● **Data for the task**

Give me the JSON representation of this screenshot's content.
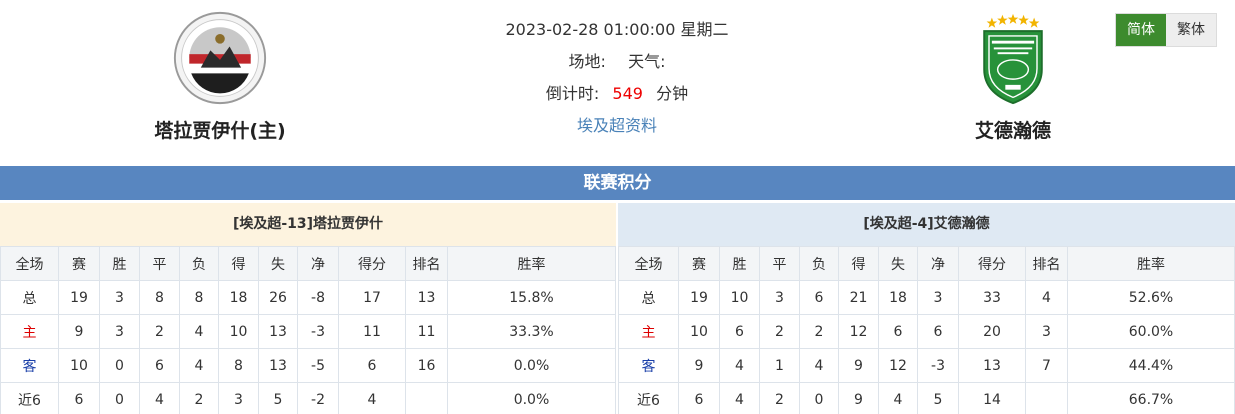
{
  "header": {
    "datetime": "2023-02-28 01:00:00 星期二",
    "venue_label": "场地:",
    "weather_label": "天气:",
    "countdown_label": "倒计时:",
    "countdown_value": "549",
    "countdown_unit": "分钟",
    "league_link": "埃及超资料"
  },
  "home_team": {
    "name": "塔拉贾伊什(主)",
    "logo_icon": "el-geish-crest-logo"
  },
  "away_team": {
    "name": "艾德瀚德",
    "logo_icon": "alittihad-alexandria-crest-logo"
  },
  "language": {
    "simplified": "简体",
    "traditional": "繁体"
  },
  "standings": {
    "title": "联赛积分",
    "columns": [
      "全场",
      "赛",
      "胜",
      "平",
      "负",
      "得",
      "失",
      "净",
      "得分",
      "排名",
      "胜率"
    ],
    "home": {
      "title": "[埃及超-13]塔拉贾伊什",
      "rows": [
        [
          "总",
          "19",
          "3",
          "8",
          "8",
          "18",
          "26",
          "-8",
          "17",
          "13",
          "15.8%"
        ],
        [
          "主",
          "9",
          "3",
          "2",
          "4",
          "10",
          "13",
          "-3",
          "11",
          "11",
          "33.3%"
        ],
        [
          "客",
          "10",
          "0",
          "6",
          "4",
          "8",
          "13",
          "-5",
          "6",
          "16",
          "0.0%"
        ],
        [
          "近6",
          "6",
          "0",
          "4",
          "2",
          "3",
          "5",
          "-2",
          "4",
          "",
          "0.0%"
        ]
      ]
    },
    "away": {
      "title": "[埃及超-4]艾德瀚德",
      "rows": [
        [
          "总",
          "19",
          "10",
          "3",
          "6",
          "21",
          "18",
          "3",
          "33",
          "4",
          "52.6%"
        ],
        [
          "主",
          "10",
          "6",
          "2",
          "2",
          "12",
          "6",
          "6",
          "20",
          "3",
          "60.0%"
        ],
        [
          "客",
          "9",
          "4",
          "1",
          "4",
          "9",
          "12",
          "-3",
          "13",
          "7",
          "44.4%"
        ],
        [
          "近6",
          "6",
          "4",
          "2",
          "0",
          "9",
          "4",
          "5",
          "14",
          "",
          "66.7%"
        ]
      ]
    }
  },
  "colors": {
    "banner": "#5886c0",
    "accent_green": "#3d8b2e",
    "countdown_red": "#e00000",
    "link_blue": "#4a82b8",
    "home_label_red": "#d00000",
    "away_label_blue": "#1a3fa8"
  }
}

---

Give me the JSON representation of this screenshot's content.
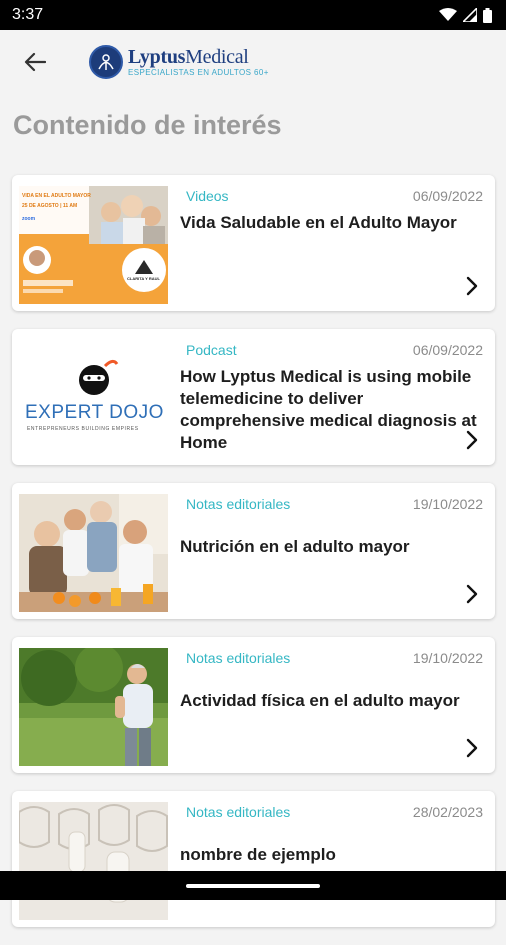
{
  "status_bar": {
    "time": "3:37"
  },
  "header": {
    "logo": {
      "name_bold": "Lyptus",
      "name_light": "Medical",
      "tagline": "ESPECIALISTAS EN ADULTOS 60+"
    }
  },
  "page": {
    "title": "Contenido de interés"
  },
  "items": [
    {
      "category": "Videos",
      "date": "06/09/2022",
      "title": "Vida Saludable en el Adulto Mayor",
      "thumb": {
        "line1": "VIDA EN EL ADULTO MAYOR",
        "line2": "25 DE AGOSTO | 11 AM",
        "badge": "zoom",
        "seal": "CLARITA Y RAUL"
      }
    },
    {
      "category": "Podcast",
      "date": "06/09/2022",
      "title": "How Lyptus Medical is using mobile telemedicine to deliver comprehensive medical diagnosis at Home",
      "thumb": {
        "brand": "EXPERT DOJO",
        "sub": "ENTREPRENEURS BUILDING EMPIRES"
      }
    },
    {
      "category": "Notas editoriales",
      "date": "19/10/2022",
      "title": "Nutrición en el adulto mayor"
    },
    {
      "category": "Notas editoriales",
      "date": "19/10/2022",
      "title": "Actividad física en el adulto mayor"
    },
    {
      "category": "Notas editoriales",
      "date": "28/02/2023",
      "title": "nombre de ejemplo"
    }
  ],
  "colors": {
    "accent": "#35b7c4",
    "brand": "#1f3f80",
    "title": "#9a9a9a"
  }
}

● **Goal**
From the listing above, copy every line that includes the word "title".

● **Task output**
    "title": "联赛积分",
      "title": "[埃及超-13]塔拉贾伊什",
      "title": "[埃及超-4]艾德瀚德",
    "title": "Contenido de interés"
      "title": "Vida Saludable en el Adulto Mayor",
      "title": "How Lyptus Medical is using mobile telemedicine to deliver comprehensive medical diagnosis at Home",
      "title": "Nutrición en el adulto mayor"
      "title": "Actividad física en el adulto mayor"
      "title": "nombre de ejemplo"
    "title": "#9a9a9a"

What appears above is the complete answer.